→ DIRECTIONS FOR THIS TASK:
Output every line below without omitting or altering anything.

→ STORED DATA:
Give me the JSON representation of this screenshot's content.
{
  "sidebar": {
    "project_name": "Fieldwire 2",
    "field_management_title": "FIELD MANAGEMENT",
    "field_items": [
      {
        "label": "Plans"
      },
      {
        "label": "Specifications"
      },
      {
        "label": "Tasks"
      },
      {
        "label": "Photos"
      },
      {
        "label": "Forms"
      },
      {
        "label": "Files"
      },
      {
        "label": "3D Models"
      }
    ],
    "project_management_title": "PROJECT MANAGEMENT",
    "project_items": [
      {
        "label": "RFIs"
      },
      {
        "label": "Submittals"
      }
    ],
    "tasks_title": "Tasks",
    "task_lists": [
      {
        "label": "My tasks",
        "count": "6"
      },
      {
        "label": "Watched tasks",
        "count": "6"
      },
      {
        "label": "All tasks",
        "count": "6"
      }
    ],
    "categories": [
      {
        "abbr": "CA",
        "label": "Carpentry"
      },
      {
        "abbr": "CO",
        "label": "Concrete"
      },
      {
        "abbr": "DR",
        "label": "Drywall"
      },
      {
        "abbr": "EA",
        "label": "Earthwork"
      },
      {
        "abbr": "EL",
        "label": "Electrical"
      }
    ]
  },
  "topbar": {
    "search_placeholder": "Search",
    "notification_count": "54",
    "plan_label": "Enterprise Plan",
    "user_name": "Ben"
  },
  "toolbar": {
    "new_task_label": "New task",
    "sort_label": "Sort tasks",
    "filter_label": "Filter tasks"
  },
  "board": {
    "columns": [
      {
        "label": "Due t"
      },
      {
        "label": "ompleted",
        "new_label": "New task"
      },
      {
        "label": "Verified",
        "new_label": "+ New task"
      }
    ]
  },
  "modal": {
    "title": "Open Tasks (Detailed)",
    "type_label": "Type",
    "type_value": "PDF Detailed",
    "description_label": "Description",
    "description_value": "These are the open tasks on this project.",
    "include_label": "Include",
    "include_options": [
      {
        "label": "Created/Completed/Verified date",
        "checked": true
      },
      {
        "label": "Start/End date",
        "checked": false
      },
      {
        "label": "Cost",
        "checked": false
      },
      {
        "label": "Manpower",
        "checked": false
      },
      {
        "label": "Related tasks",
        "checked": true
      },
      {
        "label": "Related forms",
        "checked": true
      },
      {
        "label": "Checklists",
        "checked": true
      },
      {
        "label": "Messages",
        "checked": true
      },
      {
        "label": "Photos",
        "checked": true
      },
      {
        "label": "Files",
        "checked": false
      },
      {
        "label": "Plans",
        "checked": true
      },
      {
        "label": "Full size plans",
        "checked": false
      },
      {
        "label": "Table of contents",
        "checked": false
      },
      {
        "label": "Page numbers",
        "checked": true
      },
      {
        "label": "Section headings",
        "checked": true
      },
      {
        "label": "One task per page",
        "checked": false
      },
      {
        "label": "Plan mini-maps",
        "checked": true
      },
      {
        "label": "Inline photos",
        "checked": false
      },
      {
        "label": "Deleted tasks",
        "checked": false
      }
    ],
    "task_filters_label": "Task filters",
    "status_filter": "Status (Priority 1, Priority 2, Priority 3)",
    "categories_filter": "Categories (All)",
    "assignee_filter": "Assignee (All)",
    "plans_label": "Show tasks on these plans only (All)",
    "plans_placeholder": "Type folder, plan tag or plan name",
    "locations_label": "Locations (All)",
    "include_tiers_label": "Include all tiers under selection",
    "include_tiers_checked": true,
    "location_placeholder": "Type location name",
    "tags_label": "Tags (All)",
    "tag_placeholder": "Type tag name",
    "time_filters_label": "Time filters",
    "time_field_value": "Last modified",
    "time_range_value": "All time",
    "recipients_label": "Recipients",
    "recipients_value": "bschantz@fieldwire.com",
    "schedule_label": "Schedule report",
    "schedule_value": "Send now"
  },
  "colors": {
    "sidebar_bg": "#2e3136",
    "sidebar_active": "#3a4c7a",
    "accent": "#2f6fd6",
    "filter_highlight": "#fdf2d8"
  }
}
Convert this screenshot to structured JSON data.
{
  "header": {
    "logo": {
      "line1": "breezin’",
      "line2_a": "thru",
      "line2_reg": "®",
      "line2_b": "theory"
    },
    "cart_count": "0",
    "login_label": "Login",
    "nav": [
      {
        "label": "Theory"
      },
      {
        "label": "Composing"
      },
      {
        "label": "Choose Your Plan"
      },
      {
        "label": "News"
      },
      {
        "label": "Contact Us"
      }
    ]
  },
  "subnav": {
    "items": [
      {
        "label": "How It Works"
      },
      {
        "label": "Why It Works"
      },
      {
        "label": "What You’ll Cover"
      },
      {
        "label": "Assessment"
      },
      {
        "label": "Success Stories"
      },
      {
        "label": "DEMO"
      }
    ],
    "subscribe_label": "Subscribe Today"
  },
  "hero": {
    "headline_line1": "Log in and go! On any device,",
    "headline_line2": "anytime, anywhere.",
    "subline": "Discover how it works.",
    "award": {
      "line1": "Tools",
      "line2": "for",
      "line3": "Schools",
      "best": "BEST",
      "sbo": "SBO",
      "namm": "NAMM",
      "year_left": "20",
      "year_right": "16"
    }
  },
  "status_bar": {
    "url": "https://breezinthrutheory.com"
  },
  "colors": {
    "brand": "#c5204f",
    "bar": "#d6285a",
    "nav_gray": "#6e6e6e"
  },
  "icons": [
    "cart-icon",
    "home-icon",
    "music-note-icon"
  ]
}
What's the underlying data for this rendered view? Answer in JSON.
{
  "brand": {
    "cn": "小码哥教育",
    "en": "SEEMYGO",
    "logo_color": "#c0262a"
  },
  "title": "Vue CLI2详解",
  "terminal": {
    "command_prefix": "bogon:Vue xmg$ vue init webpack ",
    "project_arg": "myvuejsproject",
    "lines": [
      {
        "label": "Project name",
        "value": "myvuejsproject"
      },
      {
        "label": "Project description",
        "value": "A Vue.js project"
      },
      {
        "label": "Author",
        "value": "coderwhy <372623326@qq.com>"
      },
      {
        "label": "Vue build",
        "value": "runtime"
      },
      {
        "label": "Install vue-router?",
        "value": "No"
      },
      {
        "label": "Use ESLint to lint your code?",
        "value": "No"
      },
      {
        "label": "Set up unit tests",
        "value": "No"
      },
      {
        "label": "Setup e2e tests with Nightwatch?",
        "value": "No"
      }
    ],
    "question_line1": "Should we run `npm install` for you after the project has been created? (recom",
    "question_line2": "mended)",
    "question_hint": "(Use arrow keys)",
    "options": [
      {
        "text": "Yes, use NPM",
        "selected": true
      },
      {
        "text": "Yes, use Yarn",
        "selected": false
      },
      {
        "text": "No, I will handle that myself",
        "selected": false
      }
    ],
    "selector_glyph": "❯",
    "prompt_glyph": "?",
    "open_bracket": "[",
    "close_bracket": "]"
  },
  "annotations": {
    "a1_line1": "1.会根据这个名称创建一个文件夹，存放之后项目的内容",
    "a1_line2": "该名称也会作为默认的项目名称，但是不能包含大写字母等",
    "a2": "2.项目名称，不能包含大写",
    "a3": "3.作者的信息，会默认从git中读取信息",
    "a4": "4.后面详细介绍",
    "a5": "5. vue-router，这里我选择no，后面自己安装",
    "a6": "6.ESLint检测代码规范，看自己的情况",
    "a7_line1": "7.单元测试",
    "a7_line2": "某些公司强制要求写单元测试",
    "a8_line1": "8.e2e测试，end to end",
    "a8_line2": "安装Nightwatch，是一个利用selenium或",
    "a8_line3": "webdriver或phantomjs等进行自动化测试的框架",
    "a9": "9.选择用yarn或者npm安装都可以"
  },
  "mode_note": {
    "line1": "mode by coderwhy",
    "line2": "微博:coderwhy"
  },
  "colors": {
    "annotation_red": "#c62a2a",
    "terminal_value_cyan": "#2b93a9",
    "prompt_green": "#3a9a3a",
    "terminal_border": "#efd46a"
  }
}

→ ANSWER TO THE EXERCISE:
Give me the JSON representation of this screenshot's content.
{
  "sidebar": {
    "project_name": "Fieldwire 2",
    "field_management_title": "FIELD MANAGEMENT",
    "field_items": [
      {
        "label": "Plans"
      },
      {
        "label": "Specifications"
      },
      {
        "label": "Tasks"
      },
      {
        "label": "Photos"
      },
      {
        "label": "Forms"
      },
      {
        "label": "Files"
      },
      {
        "label": "3D Models"
      }
    ],
    "project_management_title": "PROJECT MANAGEMENT",
    "project_items": [
      {
        "label": "RFIs"
      },
      {
        "label": "Submittals"
      }
    ],
    "tasks_title": "Tasks",
    "task_lists": [
      {
        "label": "My tasks",
        "count": "6"
      },
      {
        "label": "Watched tasks",
        "count": "6"
      },
      {
        "label": "All tasks",
        "count": "6"
      }
    ],
    "categories": [
      {
        "abbr": "CA",
        "label": "Carpentry"
      },
      {
        "abbr": "CO",
        "label": "Concrete"
      },
      {
        "abbr": "DR",
        "label": "Drywall"
      },
      {
        "abbr": "EA",
        "label": "Earthwork"
      },
      {
        "abbr": "EL",
        "label": "Electrical"
      }
    ]
  },
  "topbar": {
    "search_placeholder": "Search",
    "notification_count": "54",
    "plan_label": "Enterprise Plan",
    "user_name": "Ben"
  },
  "toolbar": {
    "new_task_label": "New task",
    "sort_label": "Sort tasks",
    "filter_label": "Filter tasks"
  },
  "board": {
    "columns": [
      {
        "label": "Due t"
      },
      {
        "label": "ompleted",
        "new_label": "New task"
      },
      {
        "label": "Verified",
        "new_label": "+ New task"
      }
    ]
  },
  "modal": {
    "title": "Open Tasks (Detailed)",
    "type_label": "Type",
    "type_value": "PDF Detailed",
    "description_label": "Description",
    "description_value": "These are the open tasks on this project.",
    "include_label": "Include",
    "include_options": [
      {
        "label": "Created/Completed/Verified date",
        "checked": true
      },
      {
        "label": "Start/End date",
        "checked": false
      },
      {
        "label": "Cost",
        "checked": false
      },
      {
        "label": "Manpower",
        "checked": false
      },
      {
        "label": "Related tasks",
        "checked": true
      },
      {
        "label": "Related forms",
        "checked": true
      },
      {
        "label": "Checklists",
        "checked": true
      },
      {
        "label": "Messages",
        "checked": true
      },
      {
        "label": "Photos",
        "checked": true
      },
      {
        "label": "Files",
        "checked": false
      },
      {
        "label": "Plans",
        "checked": true
      },
      {
        "label": "Full size plans",
        "checked": false
      },
      {
        "label": "Table of contents",
        "checked": false
      },
      {
        "label": "Page numbers",
        "checked": true
      },
      {
        "label": "Section headings",
        "checked": true
      },
      {
        "label": "One task per page",
        "checked": false
      },
      {
        "label": "Plan mini-maps",
        "checked": true
      },
      {
        "label": "Inline photos",
        "checked": false
      },
      {
        "label": "Deleted tasks",
        "checked": false
      }
    ],
    "task_filters_label": "Task filters",
    "status_filter": "Status (Priority 1, Priority 2, Priority 3)",
    "categories_filter": "Categories (All)",
    "assignee_filter": "Assignee (All)",
    "plans_label": "Show tasks on these plans only (All)",
    "plans_placeholder": "Type folder, plan tag or plan name",
    "locations_label": "Locations (All)",
    "include_tiers_label": "Include all tiers under selection",
    "include_tiers_checked": true,
    "location_placeholder": "Type location name",
    "tags_label": "Tags (All)",
    "tag_placeholder": "Type tag name",
    "time_filters_label": "Time filters",
    "time_field_value": "Last modified",
    "time_range_value": "All time",
    "recipients_label": "Recipients",
    "recipients_value": "bschantz@fieldwire.com",
    "schedule_label": "Schedule report",
    "schedule_value": "Send now"
  },
  "colors": {
    "sidebar_bg": "#2e3136",
    "sidebar_active": "#3a4c7a",
    "accent": "#2f6fd6",
    "filter_highlight": "#fdf2d8"
  }
}
Convert this screenshot to structured JSON data.
{
  "header": {
    "logo": {
      "line1": "breezin’",
      "line2_a": "thru",
      "line2_reg": "®",
      "line2_b": "theory"
    },
    "cart_count": "0",
    "login_label": "Login",
    "nav": [
      {
        "label": "Theory"
      },
      {
        "label": "Composing"
      },
      {
        "label": "Choose Your Plan"
      },
      {
        "label": "News"
      },
      {
        "label": "Contact Us"
      }
    ]
  },
  "subnav": {
    "items": [
      {
        "label": "How It Works"
      },
      {
        "label": "Why It Works"
      },
      {
        "label": "What You’ll Cover"
      },
      {
        "label": "Assessment"
      },
      {
        "label": "Success Stories"
      },
      {
        "label": "DEMO"
      }
    ],
    "subscribe_label": "Subscribe Today"
  },
  "hero": {
    "headline_line1": "Log in and go! On any device,",
    "headline_line2": "anytime, anywhere.",
    "subline": "Discover how it works.",
    "award": {
      "line1": "Tools",
      "line2": "for",
      "line3": "Schools",
      "best": "BEST",
      "sbo": "SBO",
      "namm": "NAMM",
      "year_left": "20",
      "year_right": "16"
    }
  },
  "status_bar": {
    "url": "https://breezinthrutheory.com"
  },
  "colors": {
    "brand": "#c5204f",
    "bar": "#d6285a",
    "nav_gray": "#6e6e6e"
  },
  "icons": [
    "cart-icon",
    "home-icon",
    "music-note-icon"
  ]
}
What's the underlying data for this rendered view? Answer in JSON.
{
  "brand": {
    "cn": "小码哥教育",
    "en": "SEEMYGO",
    "logo_color": "#c0262a"
  },
  "title": "Vue CLI2详解",
  "terminal": {
    "command_prefix": "bogon:Vue xmg$ vue init webpack ",
    "project_arg": "myvuejsproject",
    "lines": [
      {
        "label": "Project name",
        "value": "myvuejsproject"
      },
      {
        "label": "Project description",
        "value": "A Vue.js project"
      },
      {
        "label": "Author",
        "value": "coderwhy <372623326@qq.com>"
      },
      {
        "label": "Vue build",
        "value": "runtime"
      },
      {
        "label": "Install vue-router?",
        "value": "No"
      },
      {
        "label": "Use ESLint to lint your code?",
        "value": "No"
      },
      {
        "label": "Set up unit tests",
        "value": "No"
      },
      {
        "label": "Setup e2e tests with Nightwatch?",
        "value": "No"
      }
    ],
    "question_line1": "Should we run `npm install` for you after the project has been created? (recom",
    "question_line2": "mended)",
    "question_hint": "(Use arrow keys)",
    "options": [
      {
        "text": "Yes, use NPM",
        "selected": true
      },
      {
        "text": "Yes, use Yarn",
        "selected": false
      },
      {
        "text": "No, I will handle that myself",
        "selected": false
      }
    ],
    "selector_glyph": "❯",
    "prompt_glyph": "?",
    "open_bracket": "[",
    "close_bracket": "]"
  },
  "annotations": {
    "a1_line1": "1.会根据这个名称创建一个文件夹，存放之后项目的内容",
    "a1_line2": "该名称也会作为默认的项目名称，但是不能包含大写字母等",
    "a2": "2.项目名称，不能包含大写",
    "a3": "3.作者的信息，会默认从git中读取信息",
    "a4": "4.后面详细介绍",
    "a5": "5. vue-router，这里我选择no，后面自己安装",
    "a6": "6.ESLint检测代码规范，看自己的情况",
    "a7_line1": "7.单元测试",
    "a7_line2": "某些公司强制要求写单元测试",
    "a8_line1": "8.e2e测试，end to end",
    "a8_line2": "安装Nightwatch，是一个利用selenium或",
    "a8_line3": "webdriver或phantomjs等进行自动化测试的框架",
    "a9": "9.选择用yarn或者npm安装都可以"
  },
  "mode_note": {
    "line1": "mode by coderwhy",
    "line2": "微博:coderwhy"
  },
  "colors": {
    "annotation_red": "#c62a2a",
    "terminal_value_cyan": "#2b93a9",
    "prompt_green": "#3a9a3a",
    "terminal_border": "#efd46a"
  }
}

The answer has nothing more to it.